>> BEGIN DATA SECTION

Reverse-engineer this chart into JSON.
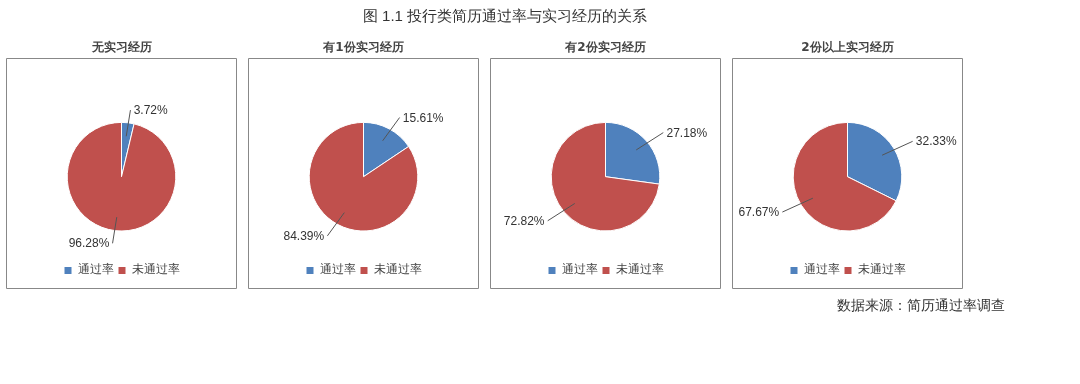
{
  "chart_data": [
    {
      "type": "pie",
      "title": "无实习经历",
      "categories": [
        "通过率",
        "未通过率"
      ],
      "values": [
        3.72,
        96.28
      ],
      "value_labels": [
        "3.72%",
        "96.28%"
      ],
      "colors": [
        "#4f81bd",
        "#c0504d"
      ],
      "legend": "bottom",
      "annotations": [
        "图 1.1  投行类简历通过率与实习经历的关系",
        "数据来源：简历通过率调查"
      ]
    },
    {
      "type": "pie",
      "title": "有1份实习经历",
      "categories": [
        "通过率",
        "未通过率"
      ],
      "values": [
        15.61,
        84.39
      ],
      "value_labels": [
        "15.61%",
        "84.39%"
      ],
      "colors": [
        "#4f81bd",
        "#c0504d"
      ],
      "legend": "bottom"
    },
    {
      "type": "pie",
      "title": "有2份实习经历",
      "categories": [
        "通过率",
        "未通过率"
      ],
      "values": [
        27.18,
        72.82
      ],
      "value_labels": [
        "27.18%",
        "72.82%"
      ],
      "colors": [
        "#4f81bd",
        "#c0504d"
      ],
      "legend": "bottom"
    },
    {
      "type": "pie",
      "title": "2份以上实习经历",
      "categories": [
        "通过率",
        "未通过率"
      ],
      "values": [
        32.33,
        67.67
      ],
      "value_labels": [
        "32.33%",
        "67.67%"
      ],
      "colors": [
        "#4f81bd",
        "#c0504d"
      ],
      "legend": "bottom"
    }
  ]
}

>> END DATA SECTION
>> BEGIN DATA SECTION

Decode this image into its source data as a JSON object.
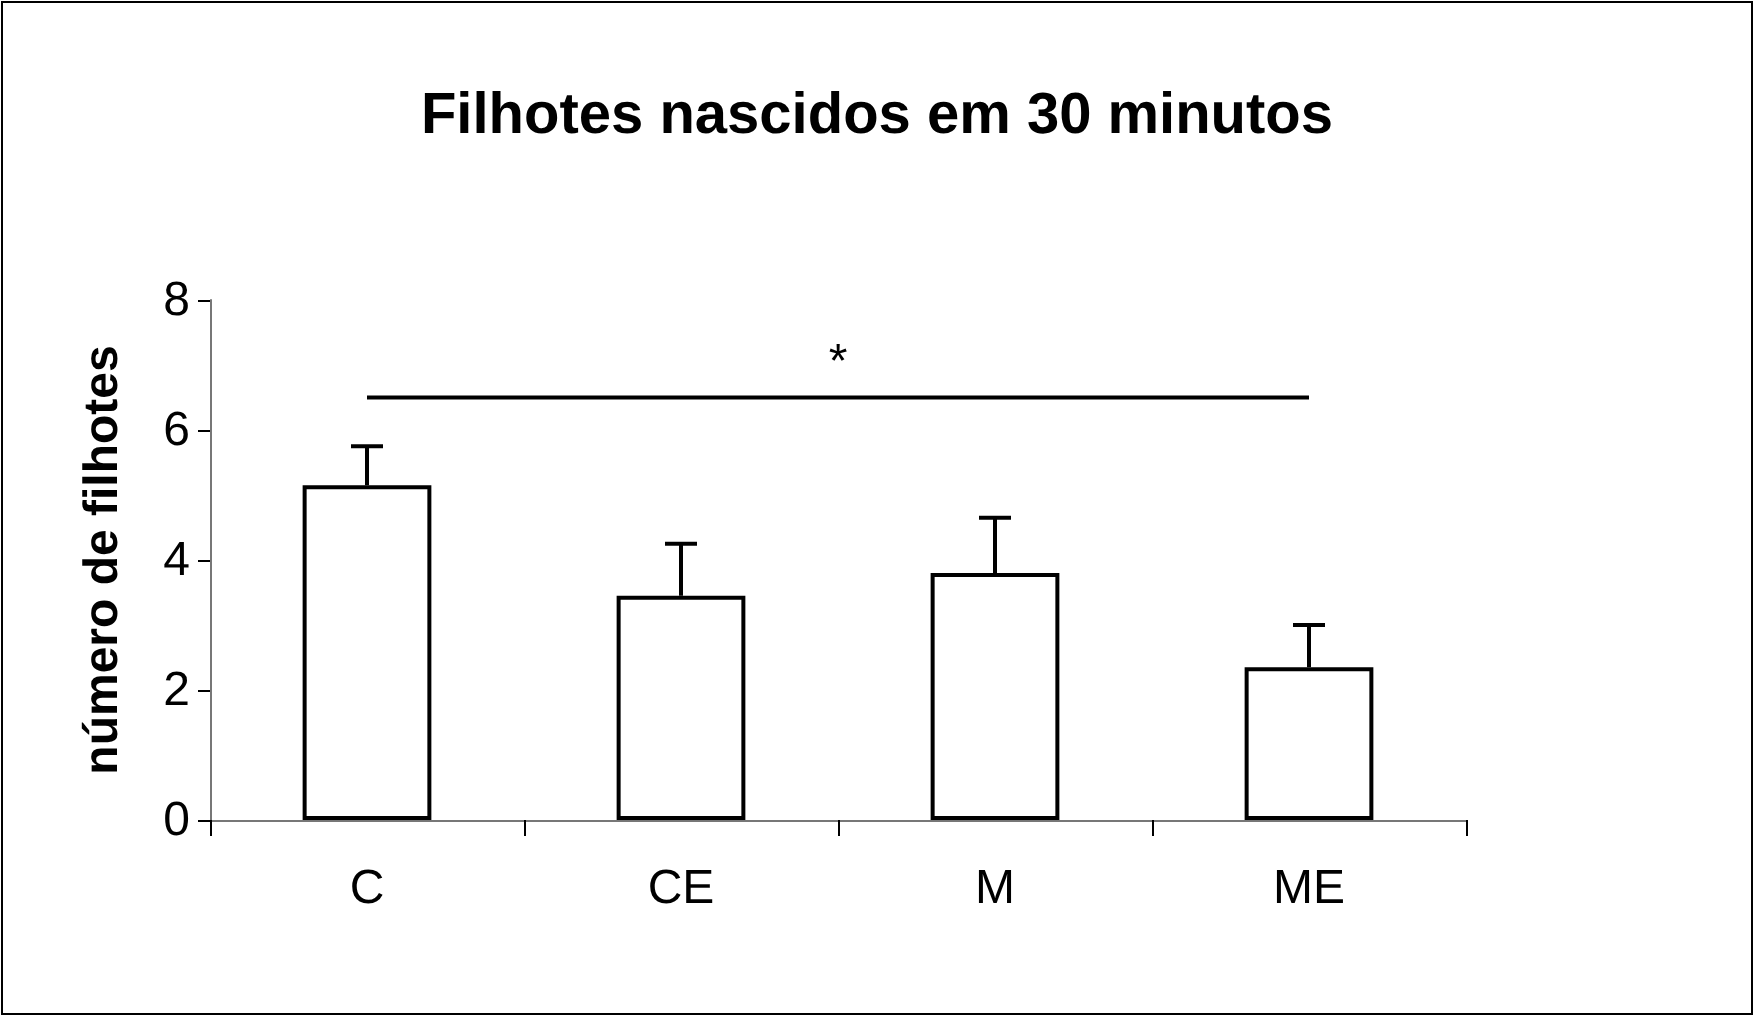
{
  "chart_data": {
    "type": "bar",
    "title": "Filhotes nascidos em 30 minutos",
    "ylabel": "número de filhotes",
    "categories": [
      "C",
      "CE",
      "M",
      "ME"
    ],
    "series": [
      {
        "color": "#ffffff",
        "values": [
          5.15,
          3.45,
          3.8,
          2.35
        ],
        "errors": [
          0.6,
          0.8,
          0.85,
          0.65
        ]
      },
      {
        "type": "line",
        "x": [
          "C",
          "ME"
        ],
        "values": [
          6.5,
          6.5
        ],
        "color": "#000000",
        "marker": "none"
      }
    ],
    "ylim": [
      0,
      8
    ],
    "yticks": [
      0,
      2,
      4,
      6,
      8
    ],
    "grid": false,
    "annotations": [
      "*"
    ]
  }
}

>> END DATA SECTION

STATED PROBLEM
In the lines above, find each one with "title" and list it.

RESPONSE FOR THIS EXERCISE
      "title": "无实习经历",
      "title": "有1份实习经历",
      "title": "有2份实习经历",
      "title": "2份以上实习经历",
    "title": "Filhotes nascidos em 30 minutos",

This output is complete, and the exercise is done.